▶

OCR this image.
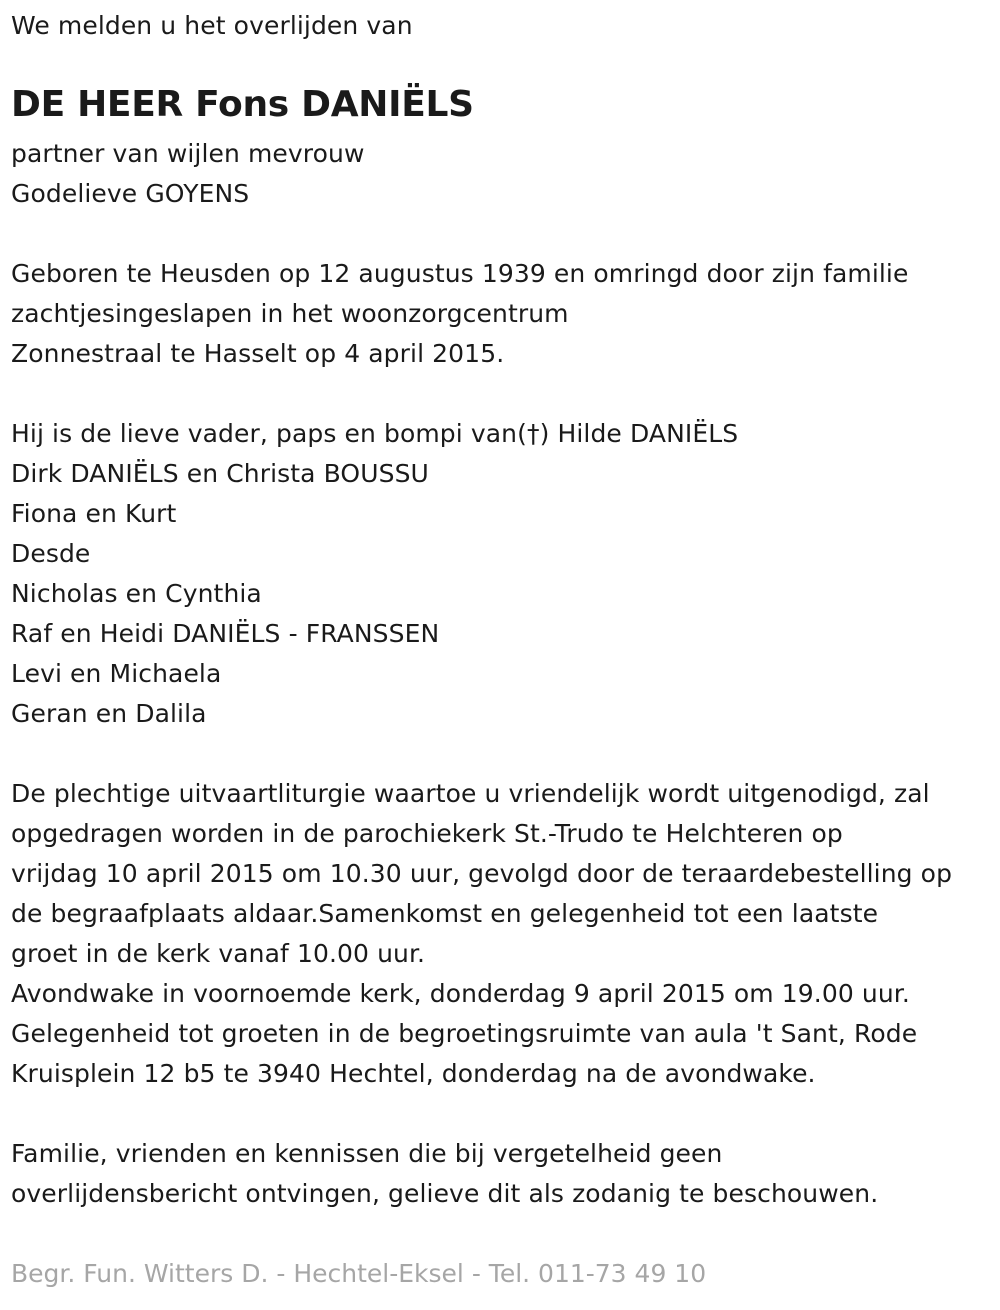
We melden u het overlijden van
DE HEER Fons DANIËLS
partner van wijlen mevrouw
Godelieve GOYENS
Geboren te Heusden op 12 augustus 1939 en omringd door zijn familie
zachtjesingeslapen in het woonzorgcentrum
Zonnestraal te Hasselt op 4 april 2015.
Hij is de lieve vader, paps en bompi van(†) Hilde DANIËLS
Dirk DANIËLS en Christa BOUSSU
Fiona en Kurt
Desde
Nicholas en Cynthia
Raf en Heidi DANIËLS - FRANSSEN
Levi en Michaela
Geran en Dalila
De plechtige uitvaartliturgie waartoe u vriendelijk wordt uitgenodigd, zal
opgedragen worden in de parochiekerk St.-Trudo te Helchteren op
vrijdag 10 april 2015 om 10.30 uur, gevolgd door de teraardebestelling op
de begraafplaats aldaar.Samenkomst en gelegenheid tot een laatste
groet in de kerk vanaf 10.00 uur.
Avondwake in voornoemde kerk, donderdag 9 april 2015 om 19.00 uur.
Gelegenheid tot groeten in de begroetingsruimte van aula 't Sant, Rode
Kruisplein 12 b5 te 3940 Hechtel, donderdag na de avondwake.
Familie, vrienden en kennissen die bij vergetelheid geen
overlijdensbericht ontvingen, gelieve dit als zodanig te beschouwen.
Begr. Fun. Witters D. - Hechtel-Eksel - Tel. 011-73 49 10
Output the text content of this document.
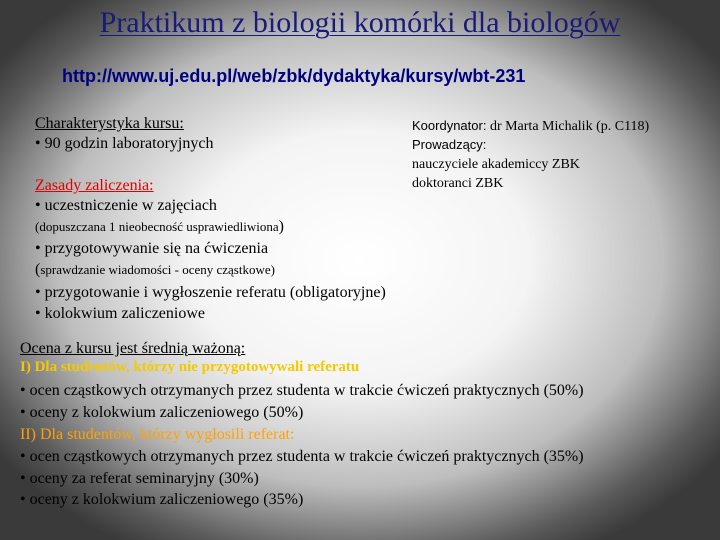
Praktikum z biologii komórki dla biologów
http://www.uj.edu.pl/web/zbk/dydaktyka/kursy/wbt-231
Charakterystyka kursu:
• 90 godzin laboratoryjnych
Koordynator: dr Marta Michalik (p. C118)
Prowadzący:
nauczyciele akademiccy ZBK
doktoranci ZBK
Zasady zaliczenia:
• uczestniczenie w zajęciach
(dopuszczana 1 nieobecność usprawiedliwiona)
• przygotowywanie się na ćwiczenia
(sprawdzanie wiadomości - oceny cząstkowe)
• przygotowanie i wygłoszenie referatu (obligatoryjne)
• kolokwium zaliczeniowe
Ocena z kursu jest średnią ważoną:
I) Dla studentów, którzy nie przygotowywali referatu
• ocen cząstkowych otrzymanych przez studenta w trakcie ćwiczeń praktycznych (50%)
• oceny z kolokwium zaliczeniowego (50%)
II) Dla studentów, którzy wygłosili referat:
• ocen cząstkowych otrzymanych przez studenta w trakcie ćwiczeń praktycznych (35%)
• oceny za referat seminaryjny (30%)
• oceny z kolokwium zaliczeniowego (35%)
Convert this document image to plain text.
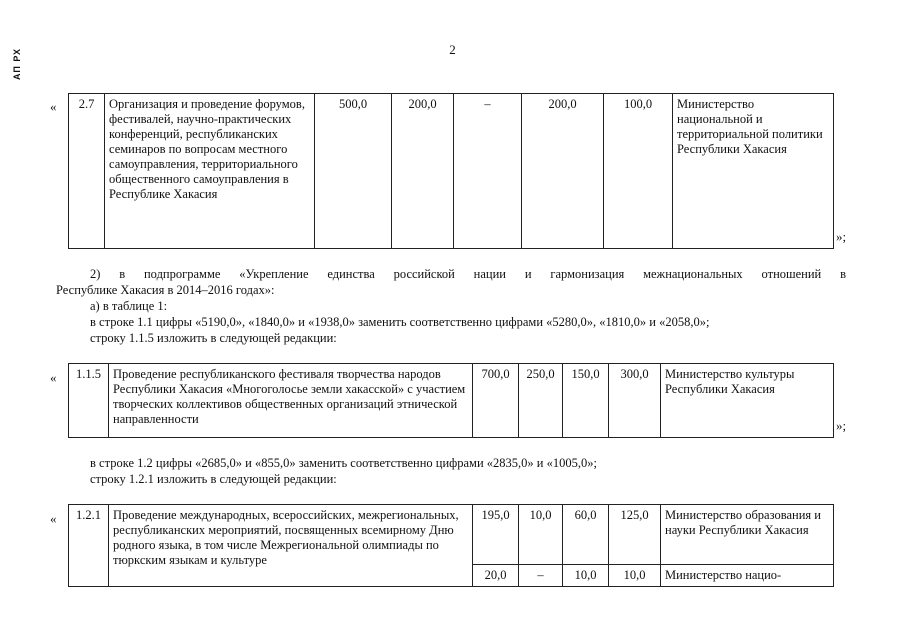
АП РХ	2
« 2.7	Организация и проведение форумов, фестивалей, научно-практических конференций, республиканских семинаров по вопросам местного самоуправления, территориального общественного самоуправления в Республике Хакасия	500,0	200,0	–	200,0	100,0	Министерство национальной и территориальной политики Республики Хакасия
»;
2) в подпрограмме «Укрепление единства российской нации и гармонизация межнациональных отношений в
Республике Хакасия в 2014–2016 годах»:
а) в таблице 1:
в строке 1.1 цифры «5190,0», «1840,0» и «1938,0» заменить соответственно цифрами «5280,0», «1810,0» и «2058,0»;
строку 1.1.5 изложить в следующей редакции:
« 1.1.5	Проведение республиканского фестиваля творчества народов Республики Хакасия «Многоголосье земли хакасской» с участием творческих коллективов общественных организаций этнической направленности	700,0	250,0	150,0	300,0	Министерство культуры Республики Хакасия
»;
в строке 1.2 цифры «2685,0» и «855,0» заменить соответственно цифрами «2835,0» и «1005,0»;
строку 1.2.1 изложить в следующей редакции:
« 1.2.1	Проведение международных, всероссийских, межрегиональных, республиканских мероприятий, посвященных всемирному Дню родного языка, в том числе Межрегиональной олимпиады по тюркским языкам и культуре	195,0	10,0	60,0	125,0	Министерство образования и науки Республики Хакасия
		20,0	–	10,0	10,0	Министерство нацио-
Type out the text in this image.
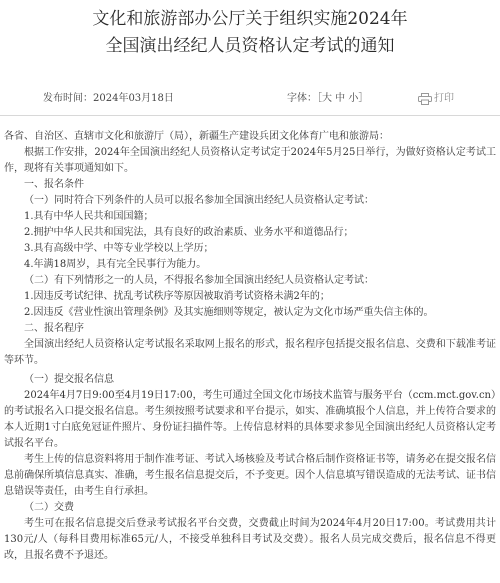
文化和旅游部办公厅关于组织实施2024年
全国演出经纪人员资格认定考试的通知
发布时间：2024年03月18日	字体：［大 中 小］	打印

各省、自治区、直辖市文化和旅游厅（局），新疆生产建设兵团文化体育广电和旅游局：

根据工作安排，2024年全国演出经纪人员资格认定考试定于2024年5月25日举行，为做好资格认定考试工作，现将有关事项通知如下。

一、报名条件

（一）同时符合下列条件的人员可以报名参加全国演出经纪人员资格认定考试：

1.具有中华人民共和国国籍；

2.拥护中华人民共和国宪法，具有良好的政治素质、业务水平和道德品行；

3.具有高级中学、中等专业学校以上学历；

4.年满18周岁，具有完全民事行为能力。

（二）有下列情形之一的人员，不得报名参加全国演出经纪人员资格认定考试：

1.因违反考试纪律、扰乱考试秩序等原因被取消考试资格未满2年的；

2.因违反《营业性演出管理条例》及其实施细则等规定，被认定为文化市场严重失信主体的。

二、报名程序

全国演出经纪人员资格认定考试报名采取网上报名的形式，报名程序包括提交报名信息、交费和下载准考证等环节。

（一）提交报名信息

2024年4月7日9:00至4月19日17:00，考生可通过全国文化市场技术监管与服务平台（ccm.mct.gov.cn）的考试报名入口提交报名信息。考生须按照考试要求和平台提示，如实、准确填报个人信息，并上传符合要求的本人近期1寸白底免冠证件照片、身份证扫描件等。上传信息材料的具体要求参见全国演出经纪人员资格认定考试报名平台。

考生上传的信息资料将用于制作准考证、考试入场核验及考试合格后制作资格证书等，请务必在提交报名信息前确保所填信息真实、准确，考生报名信息提交后，不予变更。因个人信息填写错误造成的无法考试、证书信息错误等责任，由考生自行承担。

（二）交费

考生可在报名信息提交后登录考试报名平台交费，交费截止时间为2024年4月20日17:00。考试费用共计130元/人（每科目费用标准65元/人，不接受单独科目考试及交费）。报名人员完成交费后，报名信息不得更改，且报名费不予退还。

◀

* _Task to complete_:
Return every line above in which the string "kolokwium" occurs.

* _Complete output_:
• kolokwium zaliczeniowe
• oceny z kolokwium zaliczeniowego (50%)
• oceny z kolokwium zaliczeniowego (35%)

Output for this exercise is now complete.